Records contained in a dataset

+++

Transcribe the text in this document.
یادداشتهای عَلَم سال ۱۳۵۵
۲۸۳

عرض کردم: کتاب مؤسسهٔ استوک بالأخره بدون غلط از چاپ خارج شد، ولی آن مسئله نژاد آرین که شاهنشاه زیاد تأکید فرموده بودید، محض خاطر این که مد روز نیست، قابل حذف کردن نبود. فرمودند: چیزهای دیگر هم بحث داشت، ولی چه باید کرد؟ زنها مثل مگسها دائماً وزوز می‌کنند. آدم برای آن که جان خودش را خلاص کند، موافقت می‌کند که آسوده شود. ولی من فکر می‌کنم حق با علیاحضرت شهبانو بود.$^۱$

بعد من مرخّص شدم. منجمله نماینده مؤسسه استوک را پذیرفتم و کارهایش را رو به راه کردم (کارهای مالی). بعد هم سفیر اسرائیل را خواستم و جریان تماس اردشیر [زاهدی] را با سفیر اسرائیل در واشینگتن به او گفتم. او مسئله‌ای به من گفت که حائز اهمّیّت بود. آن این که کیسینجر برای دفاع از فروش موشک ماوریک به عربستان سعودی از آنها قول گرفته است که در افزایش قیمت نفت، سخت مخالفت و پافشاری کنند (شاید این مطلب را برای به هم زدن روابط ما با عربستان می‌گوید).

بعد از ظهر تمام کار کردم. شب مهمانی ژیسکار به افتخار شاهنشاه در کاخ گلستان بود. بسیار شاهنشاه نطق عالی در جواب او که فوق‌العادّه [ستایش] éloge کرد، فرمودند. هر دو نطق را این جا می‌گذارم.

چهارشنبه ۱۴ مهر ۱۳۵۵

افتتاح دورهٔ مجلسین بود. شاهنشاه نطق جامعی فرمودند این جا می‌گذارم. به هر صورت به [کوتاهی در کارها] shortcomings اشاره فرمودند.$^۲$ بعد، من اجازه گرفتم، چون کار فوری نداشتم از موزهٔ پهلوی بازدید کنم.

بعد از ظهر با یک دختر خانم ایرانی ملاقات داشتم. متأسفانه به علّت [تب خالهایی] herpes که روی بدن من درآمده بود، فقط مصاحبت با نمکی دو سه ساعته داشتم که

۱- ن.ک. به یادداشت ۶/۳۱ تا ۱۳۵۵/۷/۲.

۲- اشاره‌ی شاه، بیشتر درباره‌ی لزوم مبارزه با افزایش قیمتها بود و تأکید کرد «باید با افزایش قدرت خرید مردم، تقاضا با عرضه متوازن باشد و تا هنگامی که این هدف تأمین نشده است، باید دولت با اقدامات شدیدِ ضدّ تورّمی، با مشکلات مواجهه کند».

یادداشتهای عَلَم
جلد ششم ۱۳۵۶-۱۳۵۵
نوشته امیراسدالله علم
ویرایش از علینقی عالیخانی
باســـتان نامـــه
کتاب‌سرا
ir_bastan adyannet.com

+++

● **Exercise**
Filter the data, keeping only the lines that contain "یادداشتهای".

● **Full answer**
یادداشتهای عَلَم سال ۱۳۵۵
یادداشتهای عَلَم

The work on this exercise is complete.